| Supplied passage |
= Beginning of Section =

DuckDuckGo launches beta version of App Tracking Protection tool
DuckDuckGo, a privacy-focused search engine, has added an App Tracking Protection tool to its Android app, allowing users to see what personal data trackers are typically attempting to collect before blocking them.
The feature, which is currently in beta, prevents third-party trackers from being used across the user’s apps, even when they are not in use, resulting in more comprehensive privacy and less creepy targeting.
It is considered more powerful than Apple’s App Tracking Transparency for iOS devices because it installs a local VPN service on the phone, which can then begin blocking trackers on DDG’s public blocklist automatically. without transferring app data to DuckDuckGo or other remote servers
It also differs from Apple, whose analytics control and other privacy settings had no discernible effect on Apple’s data collection in the App Store, Apple Music, Apple TV, Books, and Stocks apps.
“The DuckDuckGo app on Android also offers a real-time view of App Tracking Protection’s results, including which tracking network is associated with each app and what data they’re known to collect,” the company said.

= End of Section =

| The problem |
Resume the article on DuckDuckGo's App Tracking Protection beta, picking up right after its final sentence.

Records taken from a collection
= Beginning of Section =

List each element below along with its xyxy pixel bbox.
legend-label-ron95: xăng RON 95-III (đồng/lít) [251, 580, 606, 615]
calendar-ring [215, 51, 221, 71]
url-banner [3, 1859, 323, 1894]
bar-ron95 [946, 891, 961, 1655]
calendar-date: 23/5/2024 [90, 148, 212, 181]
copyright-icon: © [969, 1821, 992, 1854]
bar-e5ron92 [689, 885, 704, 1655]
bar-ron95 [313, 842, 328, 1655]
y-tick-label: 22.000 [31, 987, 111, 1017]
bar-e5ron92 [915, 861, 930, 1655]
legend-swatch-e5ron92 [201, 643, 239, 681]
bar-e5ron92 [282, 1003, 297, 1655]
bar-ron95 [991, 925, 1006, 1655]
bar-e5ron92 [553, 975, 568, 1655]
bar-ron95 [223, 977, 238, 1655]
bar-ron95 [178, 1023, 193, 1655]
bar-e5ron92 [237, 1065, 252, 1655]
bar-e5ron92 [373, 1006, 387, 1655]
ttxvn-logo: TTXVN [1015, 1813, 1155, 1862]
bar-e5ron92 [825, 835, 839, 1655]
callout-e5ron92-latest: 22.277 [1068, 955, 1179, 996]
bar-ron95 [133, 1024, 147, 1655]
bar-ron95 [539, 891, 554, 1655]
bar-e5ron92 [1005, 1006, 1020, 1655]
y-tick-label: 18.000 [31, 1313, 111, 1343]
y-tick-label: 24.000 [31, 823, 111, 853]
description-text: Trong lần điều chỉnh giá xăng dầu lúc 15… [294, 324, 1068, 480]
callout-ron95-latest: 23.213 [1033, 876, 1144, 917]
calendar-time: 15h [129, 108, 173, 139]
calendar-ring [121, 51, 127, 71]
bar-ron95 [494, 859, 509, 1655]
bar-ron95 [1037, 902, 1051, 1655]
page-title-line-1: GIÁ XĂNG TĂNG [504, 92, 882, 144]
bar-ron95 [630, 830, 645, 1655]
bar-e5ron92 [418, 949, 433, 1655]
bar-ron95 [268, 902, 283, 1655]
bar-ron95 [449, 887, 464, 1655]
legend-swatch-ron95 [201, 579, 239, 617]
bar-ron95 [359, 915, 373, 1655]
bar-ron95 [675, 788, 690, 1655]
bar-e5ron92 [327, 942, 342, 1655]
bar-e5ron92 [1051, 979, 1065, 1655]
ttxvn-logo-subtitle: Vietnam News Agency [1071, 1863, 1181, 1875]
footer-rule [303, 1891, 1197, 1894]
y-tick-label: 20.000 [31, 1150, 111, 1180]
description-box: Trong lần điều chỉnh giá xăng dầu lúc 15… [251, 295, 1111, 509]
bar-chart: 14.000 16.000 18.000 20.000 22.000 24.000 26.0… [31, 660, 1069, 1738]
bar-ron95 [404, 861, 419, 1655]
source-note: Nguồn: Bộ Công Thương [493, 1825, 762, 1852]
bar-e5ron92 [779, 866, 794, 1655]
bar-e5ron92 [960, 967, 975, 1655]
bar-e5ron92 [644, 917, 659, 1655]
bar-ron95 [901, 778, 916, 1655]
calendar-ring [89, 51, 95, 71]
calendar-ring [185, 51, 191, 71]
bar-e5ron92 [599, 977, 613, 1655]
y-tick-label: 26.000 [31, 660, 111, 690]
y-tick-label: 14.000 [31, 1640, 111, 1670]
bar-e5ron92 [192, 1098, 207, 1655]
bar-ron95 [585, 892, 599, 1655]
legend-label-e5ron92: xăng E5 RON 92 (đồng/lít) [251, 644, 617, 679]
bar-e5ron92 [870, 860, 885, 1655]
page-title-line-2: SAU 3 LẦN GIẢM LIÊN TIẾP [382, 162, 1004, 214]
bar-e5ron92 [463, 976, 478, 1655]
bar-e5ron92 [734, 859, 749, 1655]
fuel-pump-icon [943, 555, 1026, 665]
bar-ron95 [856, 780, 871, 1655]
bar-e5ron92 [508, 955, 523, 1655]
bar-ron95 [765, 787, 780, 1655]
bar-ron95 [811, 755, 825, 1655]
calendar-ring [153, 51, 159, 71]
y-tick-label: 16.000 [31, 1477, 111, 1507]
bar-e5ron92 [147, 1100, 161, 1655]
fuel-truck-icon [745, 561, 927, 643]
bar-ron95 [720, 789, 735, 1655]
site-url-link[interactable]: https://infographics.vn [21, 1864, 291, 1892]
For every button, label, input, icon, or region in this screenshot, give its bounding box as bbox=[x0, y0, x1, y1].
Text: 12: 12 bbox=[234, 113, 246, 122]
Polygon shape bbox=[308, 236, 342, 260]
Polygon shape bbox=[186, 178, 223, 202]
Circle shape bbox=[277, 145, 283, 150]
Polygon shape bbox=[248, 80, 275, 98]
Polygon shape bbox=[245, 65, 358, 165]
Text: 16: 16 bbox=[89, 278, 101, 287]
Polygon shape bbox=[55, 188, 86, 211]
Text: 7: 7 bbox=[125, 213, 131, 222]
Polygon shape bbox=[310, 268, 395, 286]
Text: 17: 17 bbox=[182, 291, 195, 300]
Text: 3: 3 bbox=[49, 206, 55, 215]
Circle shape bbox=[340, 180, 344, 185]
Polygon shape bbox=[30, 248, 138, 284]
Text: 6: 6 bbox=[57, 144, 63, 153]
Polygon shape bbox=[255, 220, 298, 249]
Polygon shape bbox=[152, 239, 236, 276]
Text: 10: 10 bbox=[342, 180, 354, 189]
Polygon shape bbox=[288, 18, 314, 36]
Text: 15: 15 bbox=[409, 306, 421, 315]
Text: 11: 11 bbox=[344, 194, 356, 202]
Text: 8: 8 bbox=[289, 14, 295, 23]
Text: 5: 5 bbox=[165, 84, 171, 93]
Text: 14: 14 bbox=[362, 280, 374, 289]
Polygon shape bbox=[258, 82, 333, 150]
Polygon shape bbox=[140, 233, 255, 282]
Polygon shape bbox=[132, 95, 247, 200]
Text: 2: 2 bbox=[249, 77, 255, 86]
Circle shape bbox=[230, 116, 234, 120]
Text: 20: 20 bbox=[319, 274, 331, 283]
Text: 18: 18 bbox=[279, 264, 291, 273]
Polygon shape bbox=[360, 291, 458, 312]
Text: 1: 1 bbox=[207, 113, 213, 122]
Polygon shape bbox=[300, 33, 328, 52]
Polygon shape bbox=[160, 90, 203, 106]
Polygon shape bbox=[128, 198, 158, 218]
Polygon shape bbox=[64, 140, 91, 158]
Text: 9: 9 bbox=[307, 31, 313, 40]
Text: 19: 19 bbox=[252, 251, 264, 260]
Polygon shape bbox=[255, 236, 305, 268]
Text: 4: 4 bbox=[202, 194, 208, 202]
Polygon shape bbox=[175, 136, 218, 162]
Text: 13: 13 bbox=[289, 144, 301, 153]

= End of Section =

| Result for this task |
DuckDuckGo also notes that some apps, particularly browsers and apps with in-app browsers, are still excluded from tracking protection because they require tracking to function properly.
WIRED’s Matt Burgess shared his review on the application after installing 36 applications on a new Pixel 6 Pro and logging in to about half of them.
“These included the McDonald’s app, LinkedIn, Facebook, Amazon, and BBC Sounds. … I left the phone alone for four days and didn’t use it at all. In 96 hours, 23 of these apps had made more than 630 tracking attempts in the background. When I opened the McDonald’s app, trackers from Adobe, cloud software firm New Relic, Google, emotion-tracking firm Apptentive, and mobile analytics company Kochava tried to collect data about me. Opening the eBay and Uber apps—but not logging into them—was enough to trigger Google trackers,” Burgess explained.
The sources for this piece includes an article in ArsTechinca.